══ AVAILABLE DATA ══
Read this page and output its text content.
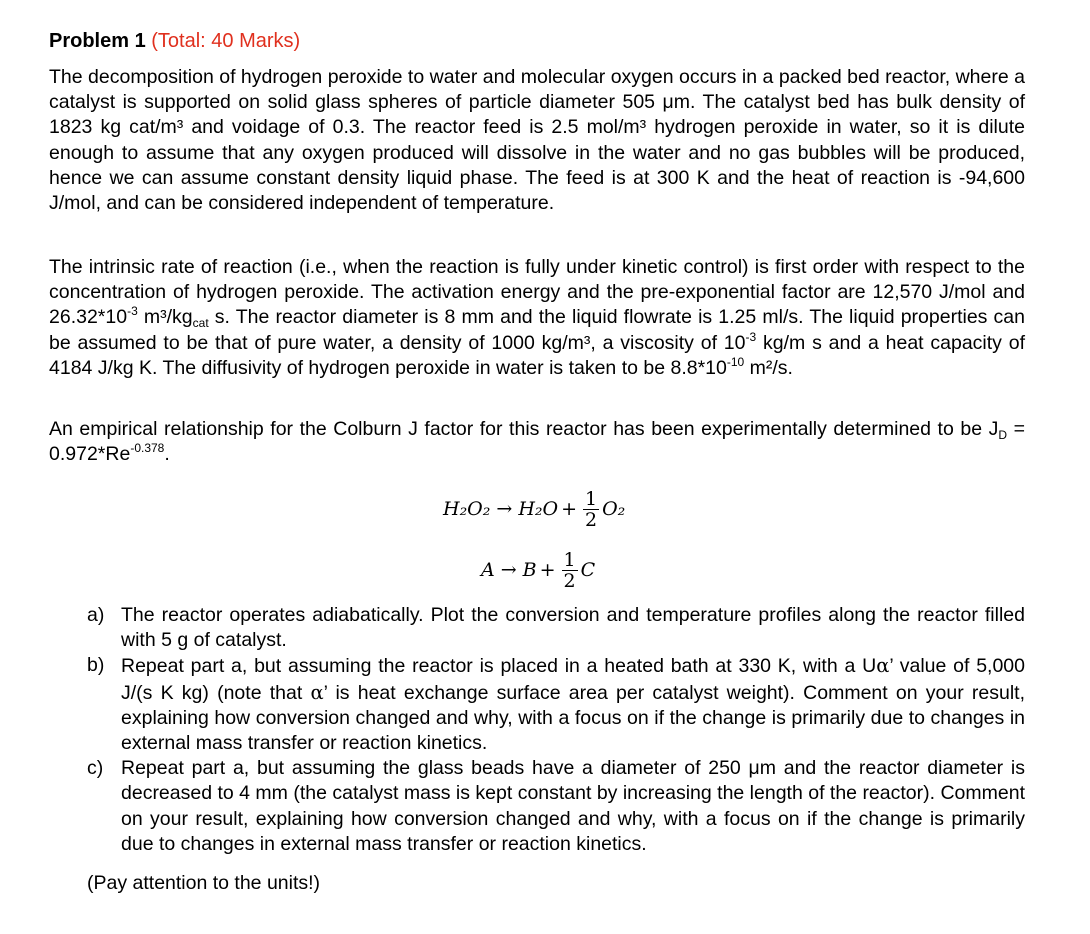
Problem 1 (Total: 40 Marks)
The decomposition of hydrogen peroxide to water and molecular oxygen occurs in a packed bed reactor, where a catalyst is supported on solid glass spheres of particle diameter 505 μm. The catalyst bed has bulk density of 1823 kg cat/m³ and voidage of 0.3. The reactor feed is 2.5 mol/m³ hydrogen peroxide in water, so it is dilute enough to assume that any oxygen produced will dissolve in the water and no gas bubbles will be produced, hence we can assume constant density liquid phase. The feed is at 300 K and the heat of reaction is -94,600 J/mol, and can be considered independent of temperature.
The intrinsic rate of reaction (i.e., when the reaction is fully under kinetic control) is first order with respect to the concentration of hydrogen peroxide. The activation energy and the pre-exponential factor are 12,570 J/mol and $26.32*10^{-3}$ $m^3/kg_{cat}$ s. The reactor diameter is 8 mm and the liquid flowrate is 1.25 ml/s. The liquid properties can be assumed to be that of pure water, a density of 1000 kg/m³, a viscosity of $10^{-3}$ kg/m s and a heat capacity of 4184 J/kg K. The diffusivity of hydrogen peroxide in water is taken to be $8.8*10^{-10}$ m²/s.
An empirical relationship for the Colburn J factor for this reactor has been experimentally determined to be $J_D = 0.972*Re^{-0.378}$.
$H_2O_2 \to H_2O + \frac{1}{2} O_2$
$A \to B + \frac{1}{2}$ C
a) The reactor operates adiabatically. Plot the conversion and temperature profiles along the reactor filled with 5 g of catalyst.
b) Repeat part a, but assuming the reactor is placed in a heated bath at 330 K, with a Uα’ value of 5,000 J/(s K kg) (note that α’ is heat exchange surface area per catalyst weight). Comment on your result, explaining how conversion changed and why, with a focus on if the change is primarily due to changes in external mass transfer or reaction kinetics.
c) Repeat part a, but assuming the glass beads have a diameter of 250 μm and the reactor diameter is decreased to 4 mm (the catalyst mass is kept constant by increasing the length of the reactor). Comment on your result, explaining how conversion changed and why, with a focus on if the change is primarily due to changes in external mass transfer or reaction kinetics.
(Pay attention to the units!)
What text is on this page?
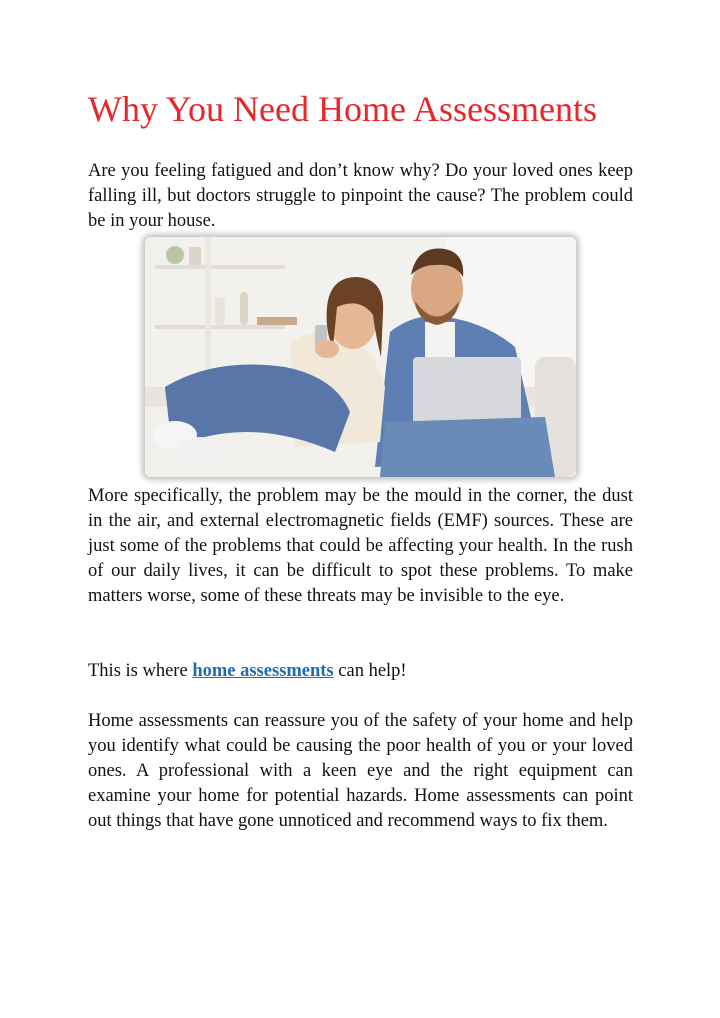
Why You Need Home Assessments

Are you feeling fatigued and don’t know why? Do your loved ones keep falling ill, but doctors struggle to pinpoint the cause? The problem could be in your house.

More specifically, the problem may be the mould in the corner, the dust in the air, and external electromagnetic fields (EMF) sources. These are just some of the problems that could be affecting your health. In the rush of our daily lives, it can be difficult to spot these problems. To make matters worse, some of these threats may be invisible to the eye.

This is where home assessments can help!

Home assessments can reassure you of the safety of your home and help you identify what could be causing the poor health of you or your loved ones. A professional with a keen eye and the right equipment can examine your home for potential hazards. Home assessments can point out things that have gone unnoticed and recommend ways to fix them.
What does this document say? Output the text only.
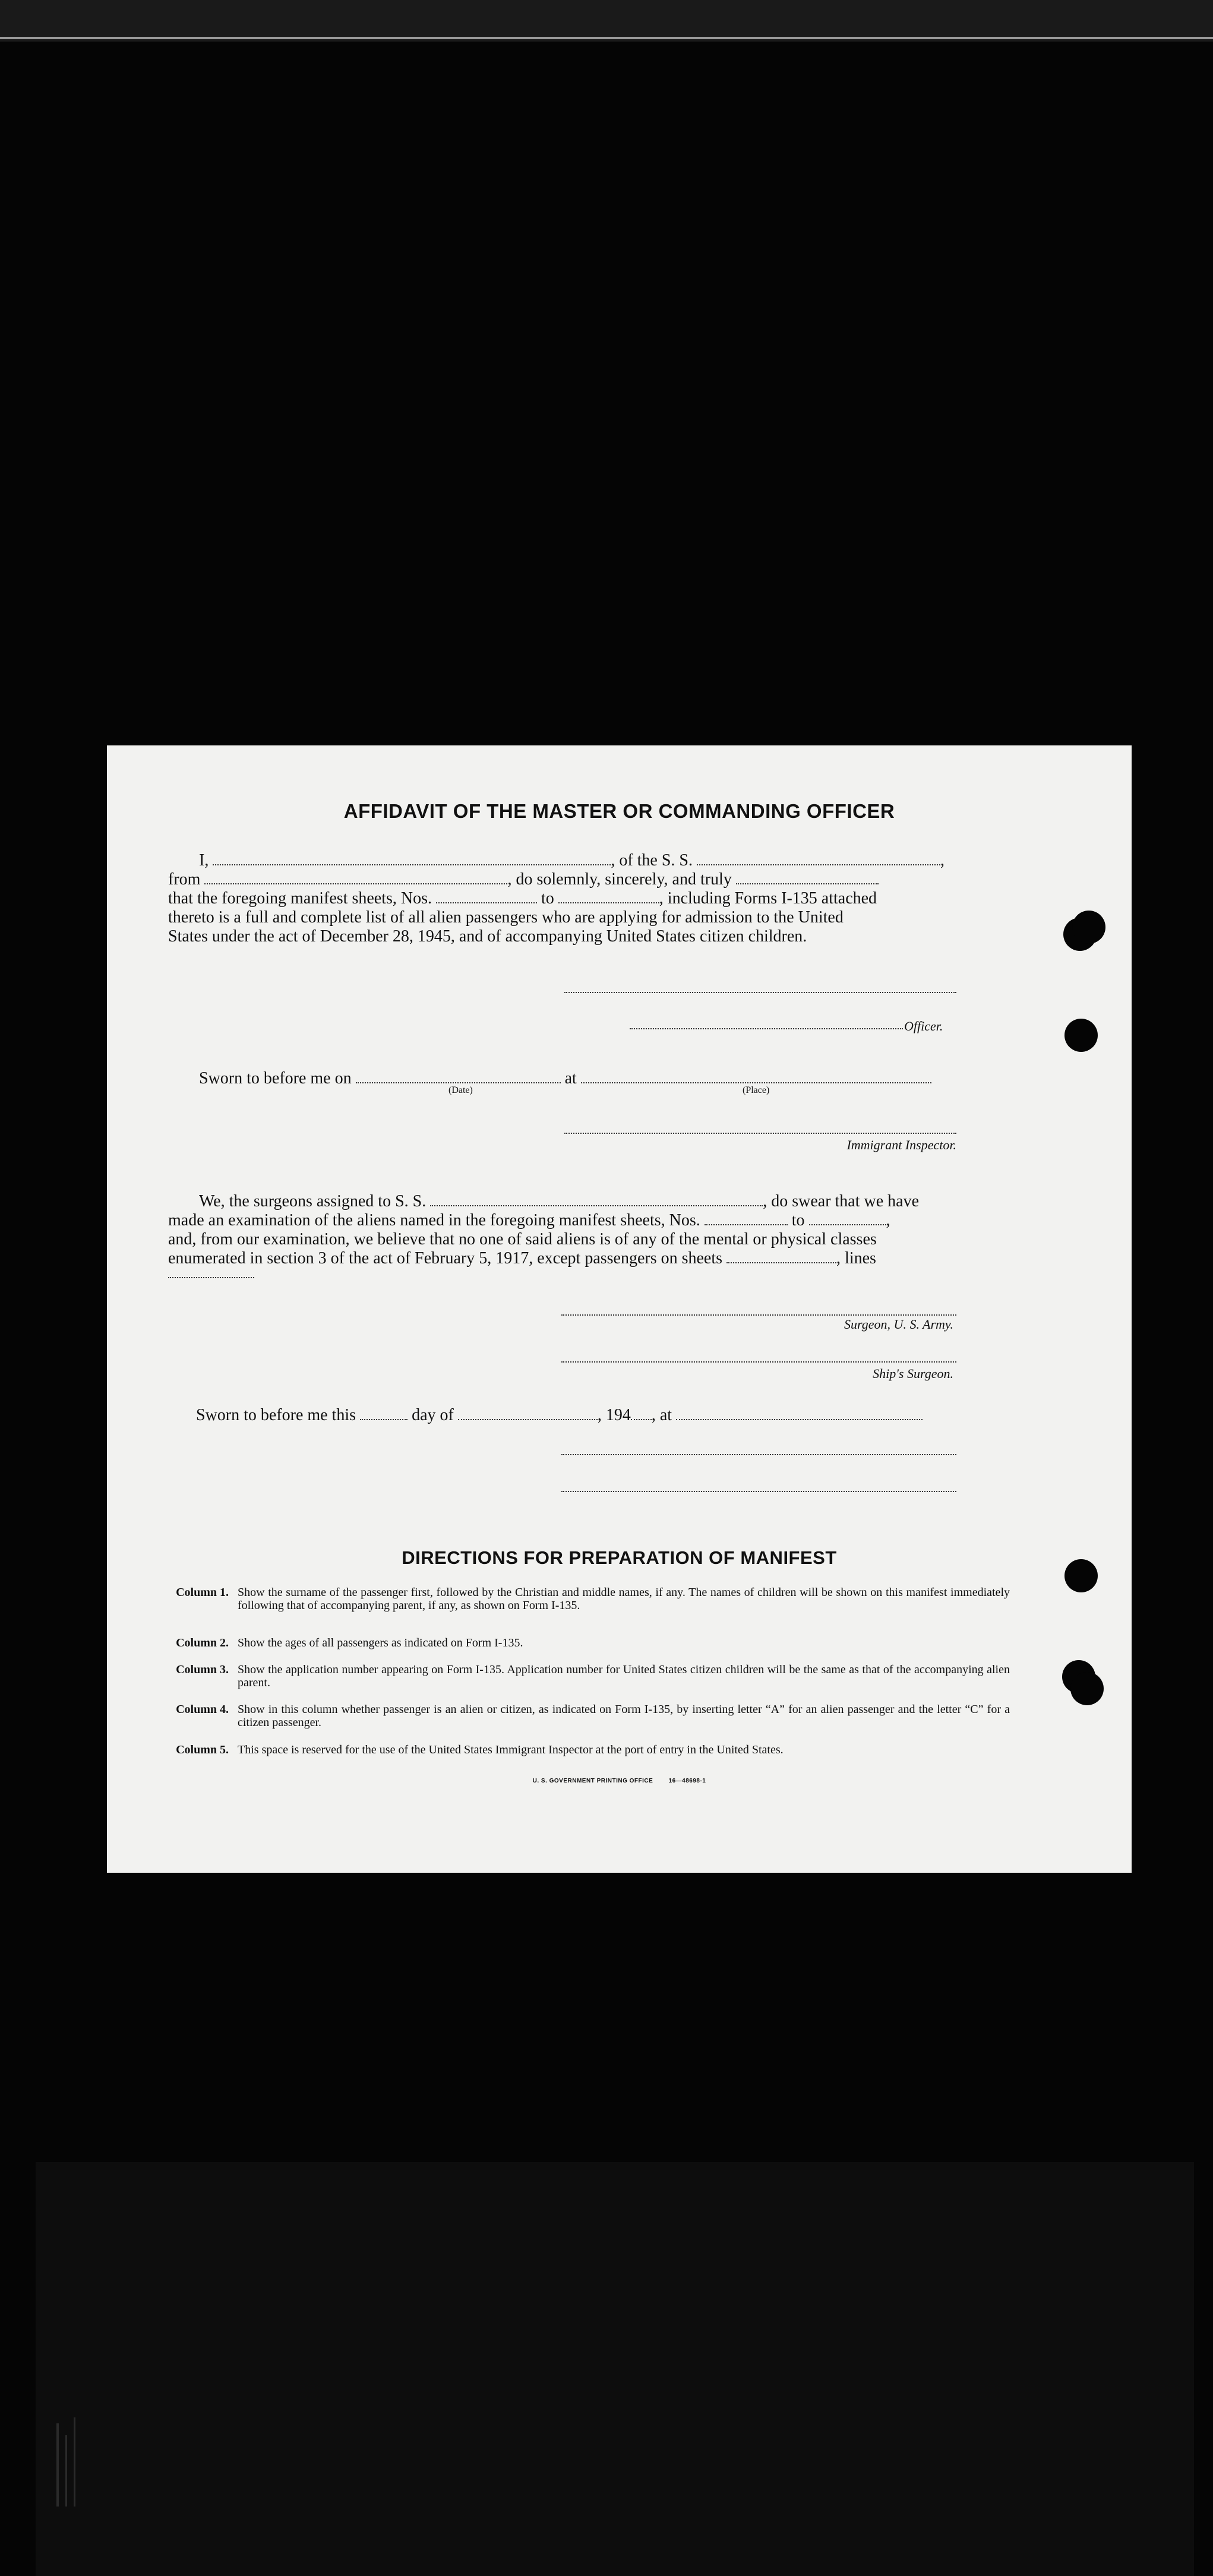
AFFIDAVIT OF THE MASTER OR COMMANDING OFFICER
I,	, of the S. S.	,
from	, do solemnly, sincerely, and truly
that the foregoing manifest sheets, Nos.	to	, including Forms I-135 attached
thereto is a full and complete list of all alien passengers who are applying for admission to the United
States under the act of December 28, 1945, and of accompanying United States citizen children.
Officer.
Sworn to before me on	at
(Date)	(Place)
Immigrant Inspector.
We, the surgeons assigned to S. S.	, do swear that we have
made an examination of the aliens named in the foregoing manifest sheets, Nos.	to	,
and, from our examination, we believe that no one of said aliens is of any of the mental or physical classes
enumerated in section 3 of the act of February 5, 1917, except passengers on sheets	, lines
Surgeon, U. S. Army.
Ship's Surgeon.
Sworn to before me this	day of	, 194 , at
DIRECTIONS FOR PREPARATION OF MANIFEST
Column 1. Show the surname of the passenger first, followed by the Christian and middle names, if any. The names of children will be shown on this manifest immediately following that of accompanying parent, if any, as shown on Form I-135.
Column 2. Show the ages of all passengers as indicated on Form I-135.
Column 3. Show the application number appearing on Form I-135. Application number for United States citizen children will be the same as that of the accompanying alien parent.
Column 4. Show in this column whether passenger is an alien or citizen, as indicated on Form I-135, by inserting letter “A” for an alien passenger and the letter “C” for a citizen passenger.
Column 5. This space is reserved for the use of the United States Immigrant Inspector at the port of entry in the United States.
U. S. GOVERNMENT PRINTING OFFICE	16—48698-1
═══
YOUR GOAL =>
Transcribe the entries above verbatim, omitting their pictures.

SOLUTION TO THIS TASK =>
Read this page and output its text content.
Problem 1 (Total: 40 Marks)
The decomposition of hydrogen peroxide to water and molecular oxygen occurs in a packed bed reactor, where a catalyst is supported on solid glass spheres of particle diameter 505 μm. The catalyst bed has bulk density of 1823 kg cat/m³ and voidage of 0.3. The reactor feed is 2.5 mol/m³ hydrogen peroxide in water, so it is dilute enough to assume that any oxygen produced will dissolve in the water and no gas bubbles will be produced, hence we can assume constant density liquid phase. The feed is at 300 K and the heat of reaction is -94,600 J/mol, and can be considered independent of temperature.
The intrinsic rate of reaction (i.e., when the reaction is fully under kinetic control) is first order with respect to the concentration of hydrogen peroxide. The activation energy and the pre-exponential factor are 12,570 J/mol and $26.32*10^{-3}$ $m^3/kg_{cat}$ s. The reactor diameter is 8 mm and the liquid flowrate is 1.25 ml/s. The liquid properties can be assumed to be that of pure water, a density of 1000 kg/m³, a viscosity of $10^{-3}$ kg/m s and a heat capacity of 4184 J/kg K. The diffusivity of hydrogen peroxide in water is taken to be $8.8*10^{-10}$ m²/s.
An empirical relationship for the Colburn J factor for this reactor has been experimentally determined to be $J_D = 0.972*Re^{-0.378}$.
$H_2O_2 \to H_2O + \frac{1}{2} O_2$
$A \to B + \frac{1}{2}$ C
a) The reactor operates adiabatically. Plot the conversion and temperature profiles along the reactor filled with 5 g of catalyst.
b) Repeat part a, but assuming the reactor is placed in a heated bath at 330 K, with a Uα’ value of 5,000 J/(s K kg) (note that α’ is heat exchange surface area per catalyst weight). Comment on your result, explaining how conversion changed and why, with a focus on if the change is primarily due to changes in external mass transfer or reaction kinetics.
c) Repeat part a, but assuming the glass beads have a diameter of 250 μm and the reactor diameter is decreased to 4 mm (the catalyst mass is kept constant by increasing the length of the reactor). Comment on your result, explaining how conversion changed and why, with a focus on if the change is primarily due to changes in external mass transfer or reaction kinetics.
(Pay attention to the units!)
What text is on this page?
Why You Need Home Assessments

Are you feeling fatigued and don’t know why? Do your loved ones keep falling ill, but doctors struggle to pinpoint the cause? The problem could be in your house.

More specifically, the problem may be the mould in the corner, the dust in the air, and external electromagnetic fields (EMF) sources. These are just some of the problems that could be affecting your health. In the rush of our daily lives, it can be difficult to spot these problems. To make matters worse, some of these threats may be invisible to the eye.

This is where home assessments can help!

Home assessments can reassure you of the safety of your home and help you identify what could be causing the poor health of you or your loved ones. A professional with a keen eye and the right equipment can examine your home for potential hazards. Home assessments can point out things that have gone unnoticed and recommend ways to fix them.
What does this document say? Output the text only.
AFFIDAVIT OF THE MASTER OR COMMANDING OFFICER
I,	, of the S. S.	,
from	, do solemnly, sincerely, and truly
that the foregoing manifest sheets, Nos.	to	, including Forms I-135 attached
thereto is a full and complete list of all alien passengers who are applying for admission to the United
States under the act of December 28, 1945, and of accompanying United States citizen children.
Officer.
Sworn to before me on	at
(Date)	(Place)
Immigrant Inspector.
We, the surgeons assigned to S. S.	, do swear that we have
made an examination of the aliens named in the foregoing manifest sheets, Nos.	to	,
and, from our examination, we believe that no one of said aliens is of any of the mental or physical classes
enumerated in section 3 of the act of February 5, 1917, except passengers on sheets	, lines
Surgeon, U. S. Army.
Ship's Surgeon.
Sworn to before me this	day of	, 194 , at
DIRECTIONS FOR PREPARATION OF MANIFEST
Column 1. Show the surname of the passenger first, followed by the Christian and middle names, if any. The names of children will be shown on this manifest immediately following that of accompanying parent, if any, as shown on Form I-135.
Column 2. Show the ages of all passengers as indicated on Form I-135.
Column 3. Show the application number appearing on Form I-135. Application number for United States citizen children will be the same as that of the accompanying alien parent.
Column 4. Show in this column whether passenger is an alien or citizen, as indicated on Form I-135, by inserting letter “A” for an alien passenger and the letter “C” for a citizen passenger.
Column 5. This space is reserved for the use of the United States Immigrant Inspector at the port of entry in the United States.
U. S. GOVERNMENT PRINTING OFFICE	16—48698-1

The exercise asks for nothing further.